Data supplied:
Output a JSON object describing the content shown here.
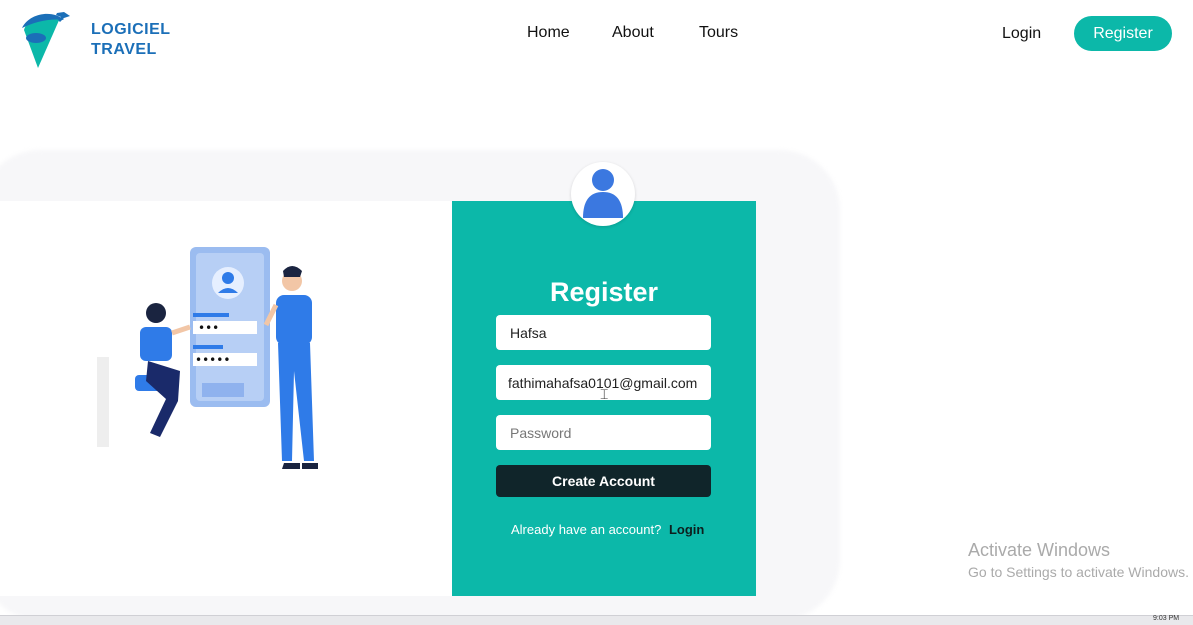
{
  "brand": {
    "line1": "LOGICIEL",
    "line2": "TRAVEL"
  },
  "nav": {
    "items": [
      "Home",
      "About",
      "Tours"
    ],
    "login": "Login",
    "register": "Register"
  },
  "form": {
    "title": "Register",
    "name_value": "Hafsa",
    "email_value": "fathimahafsa0101@gmail.com",
    "password_placeholder": "Password",
    "submit_label": "Create Account",
    "already_text": "Already have an account?",
    "login_link": "Login"
  },
  "watermark": {
    "title": "Activate Windows",
    "subtitle": "Go to Settings to activate Windows."
  },
  "taskbar": {
    "clock": "9:03 PM"
  },
  "colors": {
    "accent": "#0cb8a9",
    "button_dark": "#10252a",
    "brand_blue": "#1b6fb8"
  },
  "icons": [
    "logo-plane-icon",
    "user-avatar-icon",
    "text-cursor-icon"
  ]
}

Task goal: Reproduce every line above as written, skipping pictures.

Task answer:
Output a JSON object describing the content shown here.
{
  "brand": {
    "line1": "LOGICIEL",
    "line2": "TRAVEL"
  },
  "nav": {
    "items": [
      "Home",
      "About",
      "Tours"
    ],
    "login": "Login",
    "register": "Register"
  },
  "form": {
    "title": "Register",
    "name_value": "Hafsa",
    "email_value": "fathimahafsa0101@gmail.com",
    "password_placeholder": "Password",
    "submit_label": "Create Account",
    "already_text": "Already have an account?",
    "login_link": "Login"
  },
  "watermark": {
    "title": "Activate Windows",
    "subtitle": "Go to Settings to activate Windows."
  },
  "taskbar": {
    "clock": "9:03 PM"
  },
  "colors": {
    "accent": "#0cb8a9",
    "button_dark": "#10252a",
    "brand_blue": "#1b6fb8"
  },
  "icons": [
    "logo-plane-icon",
    "user-avatar-icon",
    "text-cursor-icon"
  ]
}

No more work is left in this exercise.